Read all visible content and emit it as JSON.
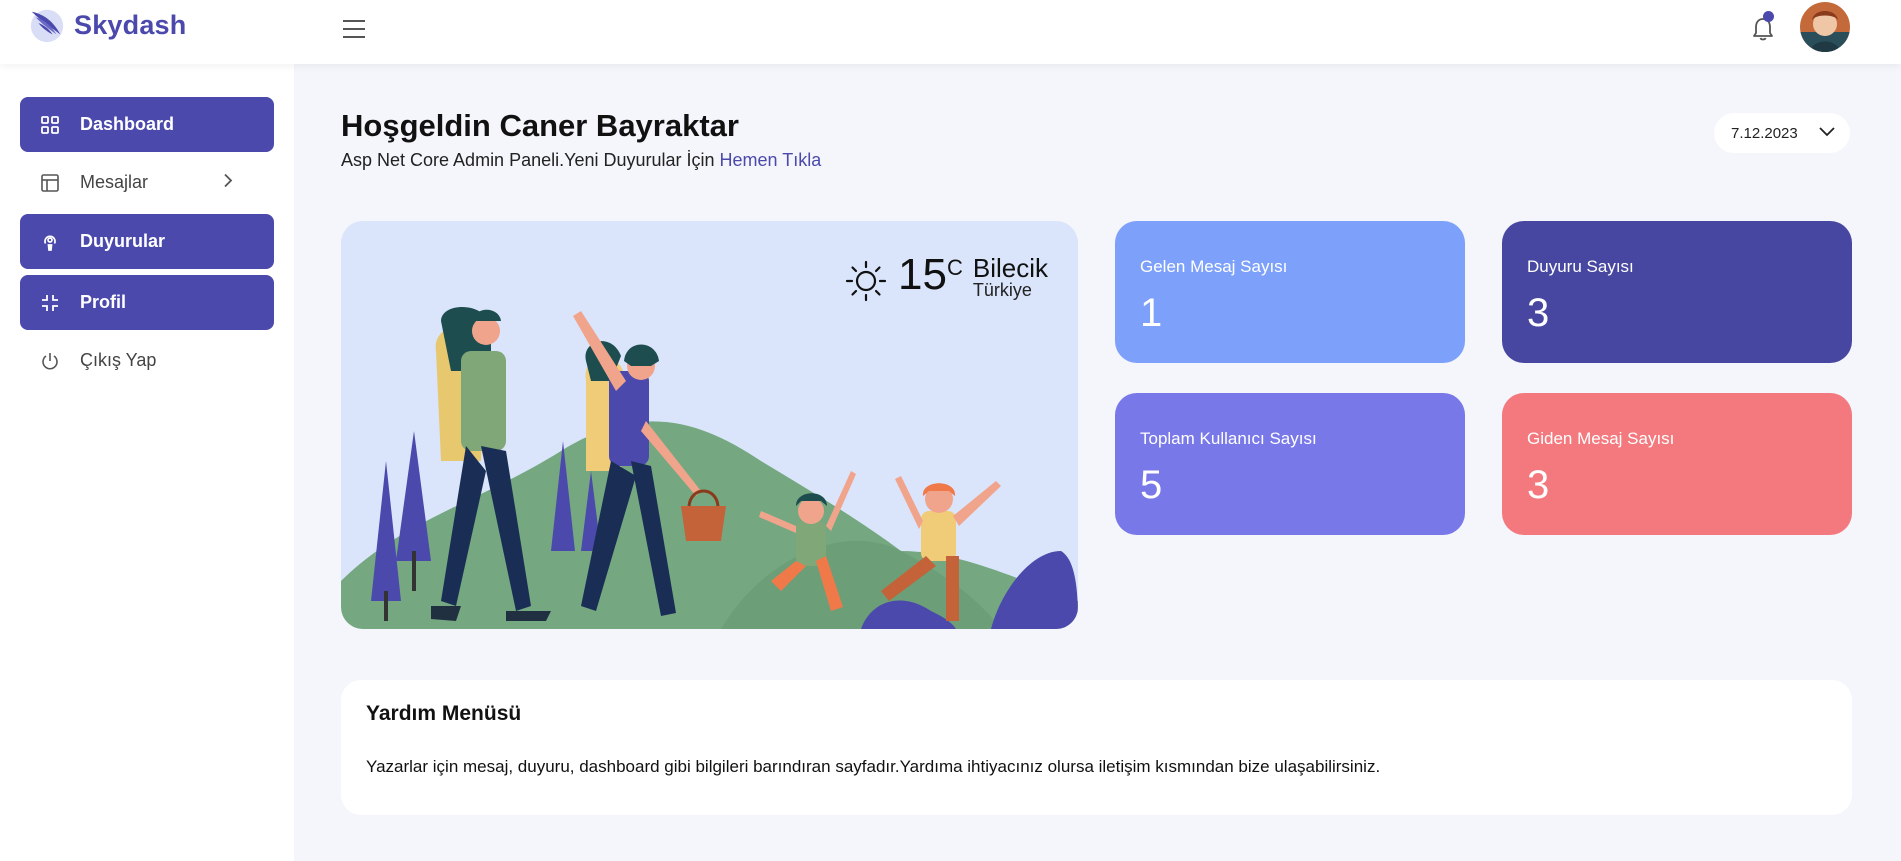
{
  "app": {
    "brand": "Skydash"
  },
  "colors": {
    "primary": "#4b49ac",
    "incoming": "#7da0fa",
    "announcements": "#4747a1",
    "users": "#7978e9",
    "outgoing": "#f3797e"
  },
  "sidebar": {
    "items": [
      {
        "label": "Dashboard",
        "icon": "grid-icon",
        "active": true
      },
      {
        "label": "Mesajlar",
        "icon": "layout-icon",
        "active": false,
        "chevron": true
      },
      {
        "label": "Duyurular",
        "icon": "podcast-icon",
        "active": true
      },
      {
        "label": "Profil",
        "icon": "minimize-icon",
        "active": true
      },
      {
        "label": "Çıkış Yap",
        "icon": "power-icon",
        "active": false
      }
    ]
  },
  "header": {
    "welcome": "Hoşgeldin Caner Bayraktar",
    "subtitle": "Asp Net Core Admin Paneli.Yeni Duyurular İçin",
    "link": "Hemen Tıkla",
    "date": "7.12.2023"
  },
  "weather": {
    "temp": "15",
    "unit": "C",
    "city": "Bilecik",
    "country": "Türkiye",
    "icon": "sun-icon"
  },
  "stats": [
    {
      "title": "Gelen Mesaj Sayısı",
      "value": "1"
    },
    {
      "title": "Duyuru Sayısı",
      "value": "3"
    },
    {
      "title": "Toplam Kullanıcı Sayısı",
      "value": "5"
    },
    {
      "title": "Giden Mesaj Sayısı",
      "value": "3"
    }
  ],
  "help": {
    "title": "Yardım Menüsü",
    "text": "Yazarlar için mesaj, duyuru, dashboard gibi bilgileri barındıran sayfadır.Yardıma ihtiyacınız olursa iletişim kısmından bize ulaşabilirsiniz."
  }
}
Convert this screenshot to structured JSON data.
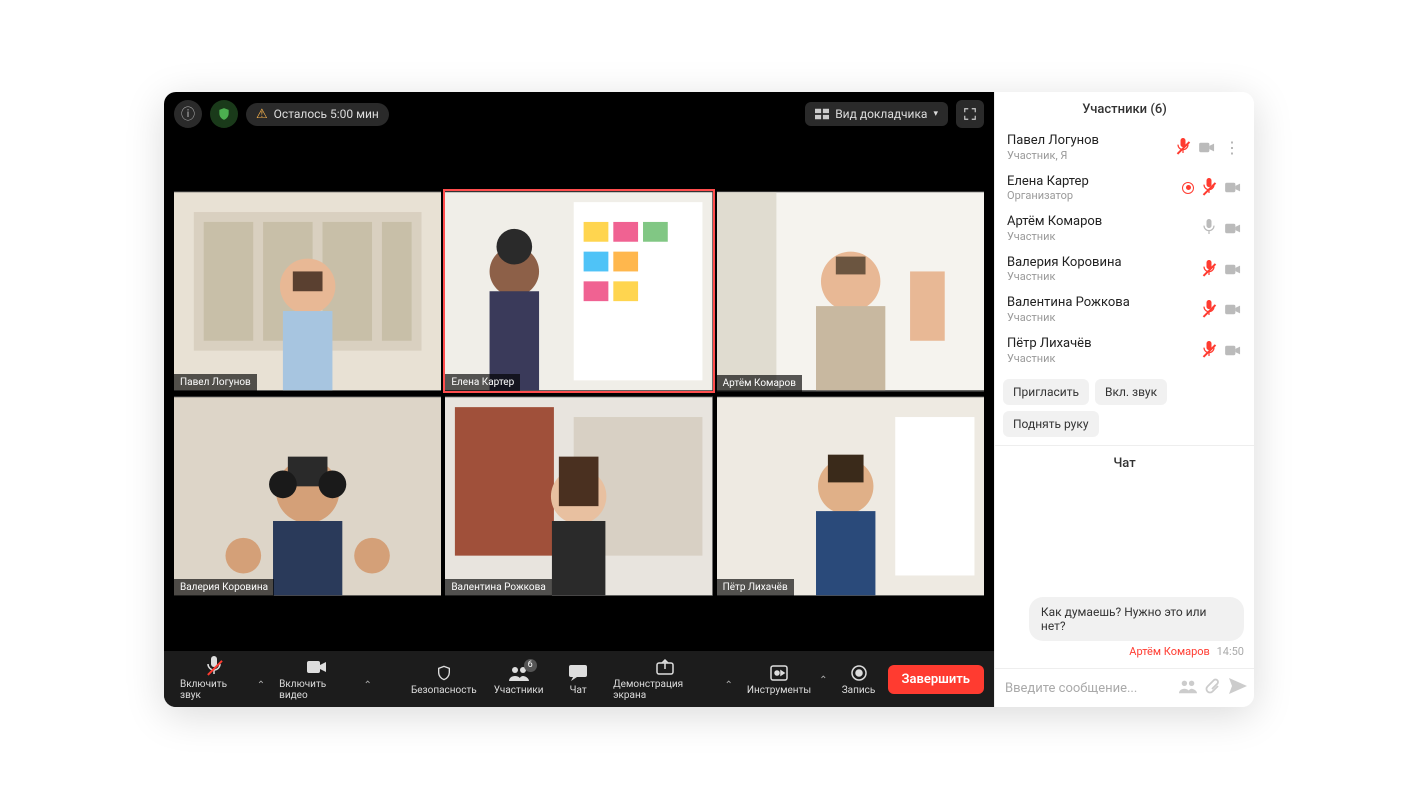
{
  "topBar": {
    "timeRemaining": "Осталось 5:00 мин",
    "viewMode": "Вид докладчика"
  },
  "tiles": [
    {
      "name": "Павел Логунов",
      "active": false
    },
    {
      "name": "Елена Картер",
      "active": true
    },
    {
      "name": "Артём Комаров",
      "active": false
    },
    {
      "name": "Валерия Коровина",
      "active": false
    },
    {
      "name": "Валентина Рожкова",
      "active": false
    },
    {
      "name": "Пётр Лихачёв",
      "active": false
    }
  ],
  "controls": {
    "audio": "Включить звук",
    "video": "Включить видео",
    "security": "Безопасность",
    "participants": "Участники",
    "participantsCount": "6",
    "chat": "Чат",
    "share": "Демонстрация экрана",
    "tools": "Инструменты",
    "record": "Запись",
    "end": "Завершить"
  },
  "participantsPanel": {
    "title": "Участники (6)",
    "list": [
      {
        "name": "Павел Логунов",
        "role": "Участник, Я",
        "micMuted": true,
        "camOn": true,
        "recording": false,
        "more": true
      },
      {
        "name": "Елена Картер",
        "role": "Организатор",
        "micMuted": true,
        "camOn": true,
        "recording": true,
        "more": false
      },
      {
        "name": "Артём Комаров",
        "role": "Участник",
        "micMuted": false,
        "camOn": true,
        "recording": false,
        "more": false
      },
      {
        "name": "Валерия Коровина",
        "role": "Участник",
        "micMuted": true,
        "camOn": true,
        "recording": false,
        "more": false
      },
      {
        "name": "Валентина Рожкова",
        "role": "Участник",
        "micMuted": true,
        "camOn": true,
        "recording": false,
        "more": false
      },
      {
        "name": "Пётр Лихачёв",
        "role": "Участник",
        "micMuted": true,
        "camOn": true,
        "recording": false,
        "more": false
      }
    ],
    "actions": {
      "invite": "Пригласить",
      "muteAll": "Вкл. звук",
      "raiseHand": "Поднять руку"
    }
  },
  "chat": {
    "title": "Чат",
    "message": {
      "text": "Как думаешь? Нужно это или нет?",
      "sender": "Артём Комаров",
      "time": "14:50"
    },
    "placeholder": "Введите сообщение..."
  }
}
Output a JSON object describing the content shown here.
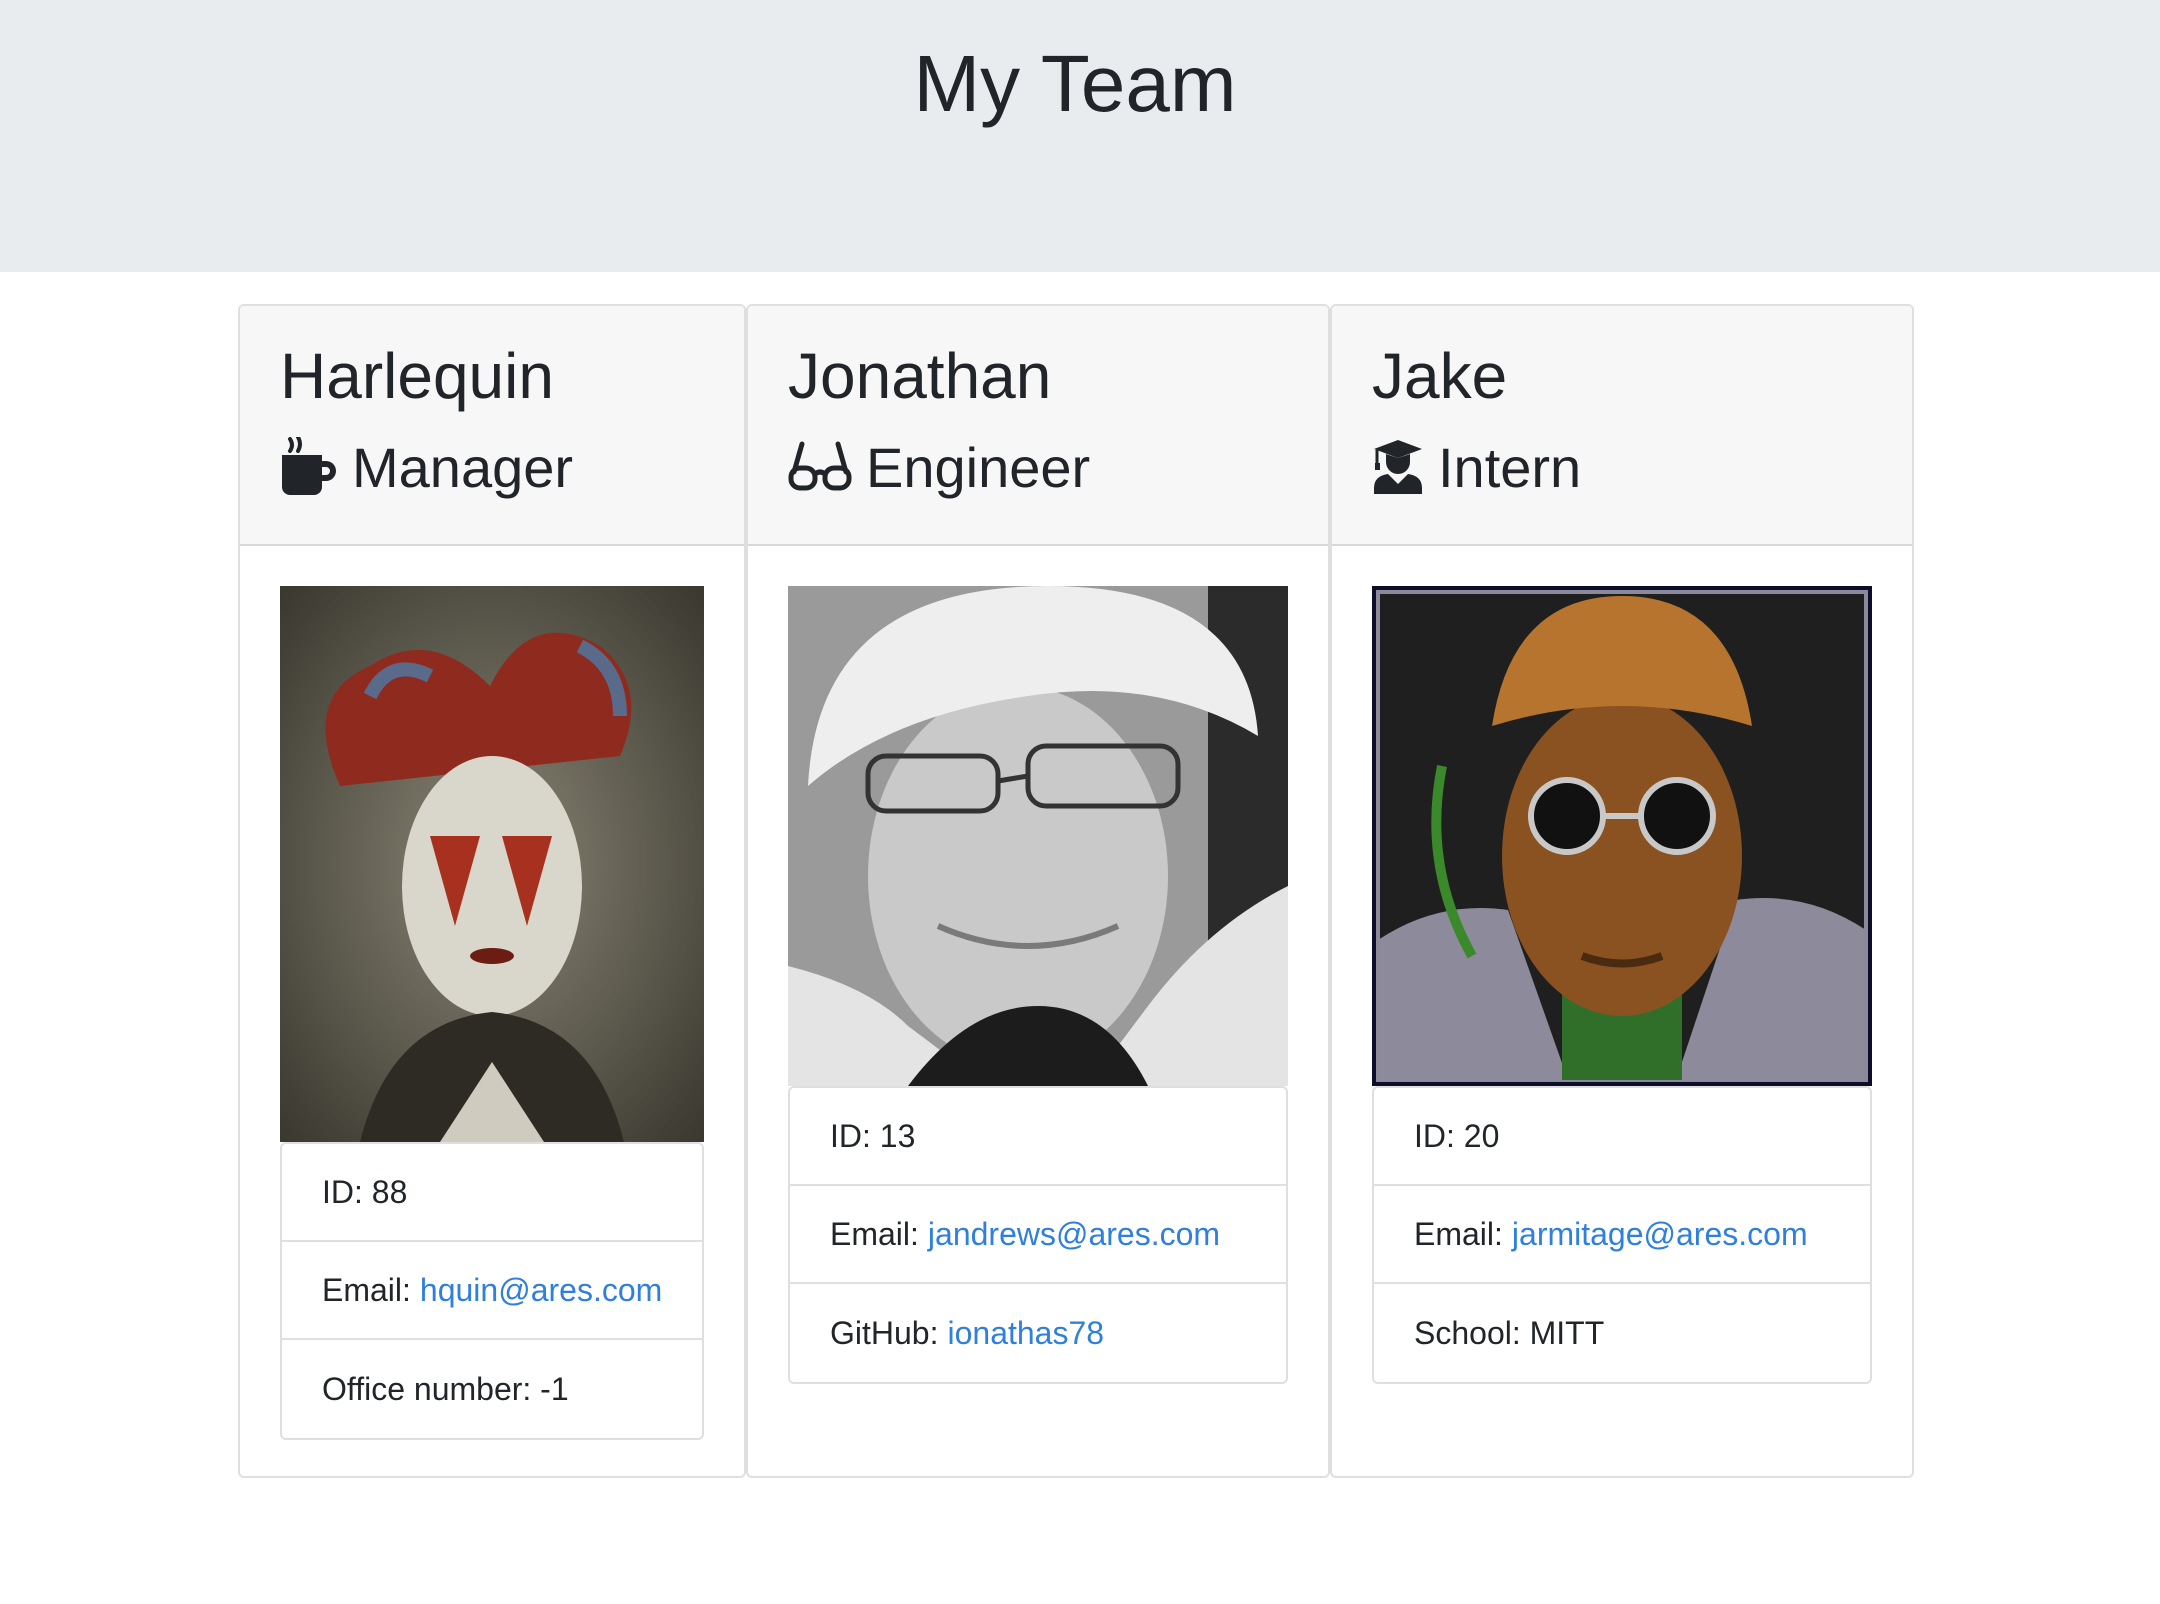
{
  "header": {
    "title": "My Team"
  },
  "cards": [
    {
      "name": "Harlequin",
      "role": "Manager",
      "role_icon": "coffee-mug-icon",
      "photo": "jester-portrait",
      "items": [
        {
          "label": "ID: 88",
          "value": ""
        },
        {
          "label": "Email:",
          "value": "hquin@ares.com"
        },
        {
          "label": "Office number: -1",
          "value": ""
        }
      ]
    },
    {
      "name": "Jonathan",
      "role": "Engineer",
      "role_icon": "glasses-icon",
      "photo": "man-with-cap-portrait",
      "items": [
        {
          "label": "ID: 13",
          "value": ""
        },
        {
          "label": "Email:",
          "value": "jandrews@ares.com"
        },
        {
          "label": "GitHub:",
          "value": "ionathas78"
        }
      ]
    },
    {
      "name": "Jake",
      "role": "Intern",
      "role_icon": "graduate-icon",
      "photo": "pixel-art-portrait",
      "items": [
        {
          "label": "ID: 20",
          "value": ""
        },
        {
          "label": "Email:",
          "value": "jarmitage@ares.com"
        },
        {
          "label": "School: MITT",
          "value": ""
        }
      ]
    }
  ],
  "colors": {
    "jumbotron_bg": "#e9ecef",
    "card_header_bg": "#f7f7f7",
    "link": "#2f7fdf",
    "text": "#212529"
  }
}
● ● ● ● ●
> **TASK GOAL**:
Report how many lines include the word "Артём". Give nothing but the number.

> **ANSWER TO THE TASK**:
3